● **Short problem**:
Collect all the lines that mention the word "check".
####################
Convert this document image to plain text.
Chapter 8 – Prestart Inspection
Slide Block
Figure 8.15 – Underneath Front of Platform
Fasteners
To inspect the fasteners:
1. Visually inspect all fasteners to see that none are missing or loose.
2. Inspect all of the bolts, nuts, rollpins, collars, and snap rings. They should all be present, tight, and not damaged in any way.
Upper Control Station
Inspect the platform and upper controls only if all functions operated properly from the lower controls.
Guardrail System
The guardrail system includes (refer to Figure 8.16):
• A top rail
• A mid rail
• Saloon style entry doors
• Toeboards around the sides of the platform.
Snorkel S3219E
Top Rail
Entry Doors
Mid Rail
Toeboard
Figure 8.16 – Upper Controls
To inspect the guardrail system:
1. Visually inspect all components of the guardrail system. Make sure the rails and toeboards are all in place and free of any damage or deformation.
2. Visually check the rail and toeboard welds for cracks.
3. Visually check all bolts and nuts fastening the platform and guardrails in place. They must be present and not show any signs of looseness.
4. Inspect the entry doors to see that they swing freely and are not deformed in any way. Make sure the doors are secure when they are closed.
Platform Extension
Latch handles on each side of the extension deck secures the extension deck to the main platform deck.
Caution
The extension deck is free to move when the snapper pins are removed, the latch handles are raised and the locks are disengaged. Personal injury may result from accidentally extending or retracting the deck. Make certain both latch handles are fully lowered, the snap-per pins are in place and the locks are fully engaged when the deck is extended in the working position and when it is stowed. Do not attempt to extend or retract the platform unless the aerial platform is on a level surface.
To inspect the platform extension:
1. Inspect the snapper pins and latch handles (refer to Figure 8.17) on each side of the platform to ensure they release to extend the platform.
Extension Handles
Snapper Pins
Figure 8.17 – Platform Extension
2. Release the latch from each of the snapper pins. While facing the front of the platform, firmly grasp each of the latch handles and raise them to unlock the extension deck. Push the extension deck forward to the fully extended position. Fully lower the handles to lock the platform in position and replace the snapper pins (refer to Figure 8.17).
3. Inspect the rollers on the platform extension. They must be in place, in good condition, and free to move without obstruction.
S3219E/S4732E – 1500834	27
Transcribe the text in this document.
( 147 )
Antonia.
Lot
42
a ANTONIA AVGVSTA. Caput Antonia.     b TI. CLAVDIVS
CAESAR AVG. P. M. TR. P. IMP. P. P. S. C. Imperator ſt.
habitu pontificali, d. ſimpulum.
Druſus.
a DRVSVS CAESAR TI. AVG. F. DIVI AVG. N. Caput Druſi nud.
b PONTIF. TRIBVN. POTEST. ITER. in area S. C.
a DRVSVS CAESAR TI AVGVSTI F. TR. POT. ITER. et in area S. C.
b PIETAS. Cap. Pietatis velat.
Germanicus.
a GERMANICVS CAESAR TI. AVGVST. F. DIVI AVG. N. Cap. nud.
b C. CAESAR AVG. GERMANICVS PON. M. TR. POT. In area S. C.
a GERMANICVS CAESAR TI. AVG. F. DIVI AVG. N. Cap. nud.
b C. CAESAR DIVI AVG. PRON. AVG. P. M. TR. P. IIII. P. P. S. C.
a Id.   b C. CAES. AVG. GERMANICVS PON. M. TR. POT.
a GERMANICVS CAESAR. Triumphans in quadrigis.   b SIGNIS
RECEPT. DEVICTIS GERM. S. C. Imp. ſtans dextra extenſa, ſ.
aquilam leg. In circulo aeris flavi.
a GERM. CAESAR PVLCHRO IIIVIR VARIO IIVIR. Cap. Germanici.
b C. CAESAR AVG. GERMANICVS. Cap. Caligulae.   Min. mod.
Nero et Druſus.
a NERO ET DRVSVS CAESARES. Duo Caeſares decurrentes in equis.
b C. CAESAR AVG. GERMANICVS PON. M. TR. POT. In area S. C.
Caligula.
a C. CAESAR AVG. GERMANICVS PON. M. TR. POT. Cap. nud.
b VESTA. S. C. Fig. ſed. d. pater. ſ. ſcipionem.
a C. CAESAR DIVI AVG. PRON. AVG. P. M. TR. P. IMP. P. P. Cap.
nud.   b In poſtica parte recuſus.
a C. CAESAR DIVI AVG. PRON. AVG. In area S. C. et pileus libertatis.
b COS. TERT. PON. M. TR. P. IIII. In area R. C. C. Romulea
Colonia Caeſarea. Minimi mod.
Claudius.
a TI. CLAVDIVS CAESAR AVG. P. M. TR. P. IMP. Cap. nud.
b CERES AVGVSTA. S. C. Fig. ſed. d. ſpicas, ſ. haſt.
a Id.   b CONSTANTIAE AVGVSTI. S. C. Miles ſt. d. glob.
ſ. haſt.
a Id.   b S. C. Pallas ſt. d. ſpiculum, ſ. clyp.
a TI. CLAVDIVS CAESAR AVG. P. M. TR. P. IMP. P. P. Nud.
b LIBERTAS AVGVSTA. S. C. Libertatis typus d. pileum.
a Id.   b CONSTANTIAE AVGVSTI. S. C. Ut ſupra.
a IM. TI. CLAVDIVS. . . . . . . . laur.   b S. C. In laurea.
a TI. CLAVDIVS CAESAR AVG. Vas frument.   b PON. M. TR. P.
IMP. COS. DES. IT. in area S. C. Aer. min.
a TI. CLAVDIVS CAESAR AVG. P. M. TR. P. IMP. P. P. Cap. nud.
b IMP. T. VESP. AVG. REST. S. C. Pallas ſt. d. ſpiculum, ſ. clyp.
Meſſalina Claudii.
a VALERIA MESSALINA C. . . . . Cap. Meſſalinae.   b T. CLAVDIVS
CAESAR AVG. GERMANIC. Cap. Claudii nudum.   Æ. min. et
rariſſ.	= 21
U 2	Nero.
####################
● **Task answer**:
2. Visually check the rail and toeboard welds for cracks.
3. Visually check all bolts and nuts fastening the platform and guardrails in place. They must be present and not show any signs of looseness.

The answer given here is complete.